<<<<

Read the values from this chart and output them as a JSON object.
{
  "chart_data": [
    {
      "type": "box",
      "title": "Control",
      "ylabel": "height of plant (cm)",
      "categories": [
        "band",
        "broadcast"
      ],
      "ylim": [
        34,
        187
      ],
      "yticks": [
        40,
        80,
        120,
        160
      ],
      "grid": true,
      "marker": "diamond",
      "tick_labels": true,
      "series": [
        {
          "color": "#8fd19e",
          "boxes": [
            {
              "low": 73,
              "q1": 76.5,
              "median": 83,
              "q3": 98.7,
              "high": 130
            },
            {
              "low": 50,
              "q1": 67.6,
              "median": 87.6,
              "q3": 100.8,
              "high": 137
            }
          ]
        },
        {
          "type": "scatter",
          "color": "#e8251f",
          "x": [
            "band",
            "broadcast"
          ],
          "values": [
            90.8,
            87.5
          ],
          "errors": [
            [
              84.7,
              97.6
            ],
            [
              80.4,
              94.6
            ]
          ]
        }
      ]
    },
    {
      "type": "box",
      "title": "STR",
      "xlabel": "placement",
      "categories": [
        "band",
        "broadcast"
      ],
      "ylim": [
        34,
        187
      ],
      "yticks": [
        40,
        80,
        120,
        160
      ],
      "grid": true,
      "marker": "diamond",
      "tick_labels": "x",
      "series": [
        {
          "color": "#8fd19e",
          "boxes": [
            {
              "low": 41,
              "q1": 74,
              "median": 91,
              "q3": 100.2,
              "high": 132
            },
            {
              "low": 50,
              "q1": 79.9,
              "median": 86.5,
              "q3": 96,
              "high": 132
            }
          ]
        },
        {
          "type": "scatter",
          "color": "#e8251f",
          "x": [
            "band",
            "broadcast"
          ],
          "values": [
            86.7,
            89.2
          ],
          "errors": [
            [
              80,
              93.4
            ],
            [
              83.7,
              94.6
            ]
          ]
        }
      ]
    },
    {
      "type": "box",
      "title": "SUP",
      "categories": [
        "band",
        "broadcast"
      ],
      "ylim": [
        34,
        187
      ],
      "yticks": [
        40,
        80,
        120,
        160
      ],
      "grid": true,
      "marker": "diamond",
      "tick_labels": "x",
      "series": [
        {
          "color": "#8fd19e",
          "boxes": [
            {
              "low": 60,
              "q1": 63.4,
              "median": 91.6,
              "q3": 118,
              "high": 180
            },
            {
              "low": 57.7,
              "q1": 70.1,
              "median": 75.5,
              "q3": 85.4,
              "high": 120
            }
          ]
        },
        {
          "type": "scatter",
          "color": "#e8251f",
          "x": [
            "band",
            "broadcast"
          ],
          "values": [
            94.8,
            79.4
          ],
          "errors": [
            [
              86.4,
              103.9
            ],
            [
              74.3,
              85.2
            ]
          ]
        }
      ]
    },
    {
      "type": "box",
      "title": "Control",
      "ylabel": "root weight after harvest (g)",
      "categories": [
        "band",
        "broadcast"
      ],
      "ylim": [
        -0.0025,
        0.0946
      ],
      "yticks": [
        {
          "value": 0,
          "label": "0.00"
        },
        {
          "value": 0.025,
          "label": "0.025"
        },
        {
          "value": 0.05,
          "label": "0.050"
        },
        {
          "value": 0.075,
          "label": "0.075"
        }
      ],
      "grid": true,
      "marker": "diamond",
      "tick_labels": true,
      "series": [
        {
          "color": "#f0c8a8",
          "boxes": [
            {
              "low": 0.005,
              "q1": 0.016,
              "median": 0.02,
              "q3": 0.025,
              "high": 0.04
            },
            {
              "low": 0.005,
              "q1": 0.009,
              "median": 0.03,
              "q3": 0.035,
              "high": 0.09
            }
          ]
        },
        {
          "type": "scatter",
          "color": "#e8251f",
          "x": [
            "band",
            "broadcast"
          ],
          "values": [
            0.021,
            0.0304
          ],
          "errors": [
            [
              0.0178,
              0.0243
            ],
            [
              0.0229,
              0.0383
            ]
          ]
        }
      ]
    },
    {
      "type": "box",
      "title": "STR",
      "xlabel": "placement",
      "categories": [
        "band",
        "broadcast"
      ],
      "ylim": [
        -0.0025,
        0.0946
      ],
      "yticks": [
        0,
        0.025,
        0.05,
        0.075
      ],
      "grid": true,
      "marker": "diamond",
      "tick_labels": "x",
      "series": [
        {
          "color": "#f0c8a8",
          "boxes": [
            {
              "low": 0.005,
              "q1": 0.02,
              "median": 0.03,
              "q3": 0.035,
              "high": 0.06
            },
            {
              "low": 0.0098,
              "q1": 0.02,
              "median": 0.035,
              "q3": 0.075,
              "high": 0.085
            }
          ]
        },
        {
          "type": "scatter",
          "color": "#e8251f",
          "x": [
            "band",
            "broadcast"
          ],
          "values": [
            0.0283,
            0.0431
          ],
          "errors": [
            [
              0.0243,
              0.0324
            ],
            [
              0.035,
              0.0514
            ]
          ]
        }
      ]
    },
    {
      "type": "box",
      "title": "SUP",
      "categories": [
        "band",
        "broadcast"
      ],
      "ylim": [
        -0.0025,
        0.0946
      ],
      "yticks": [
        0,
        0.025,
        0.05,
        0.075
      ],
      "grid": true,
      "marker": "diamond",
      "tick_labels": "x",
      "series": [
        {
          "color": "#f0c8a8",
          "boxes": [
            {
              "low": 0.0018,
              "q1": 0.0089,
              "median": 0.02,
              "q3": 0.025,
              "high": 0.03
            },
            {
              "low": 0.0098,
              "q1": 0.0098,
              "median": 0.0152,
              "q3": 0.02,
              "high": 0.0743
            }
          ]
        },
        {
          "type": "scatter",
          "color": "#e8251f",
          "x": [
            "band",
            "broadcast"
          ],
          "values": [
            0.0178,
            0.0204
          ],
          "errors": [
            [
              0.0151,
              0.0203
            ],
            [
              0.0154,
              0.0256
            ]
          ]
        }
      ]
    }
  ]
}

>>>>

#### [Exercise instructions]
Tally up the lines holding the word "high" in the data above, and answer with that figure only.

#### [Answer to the problem]
12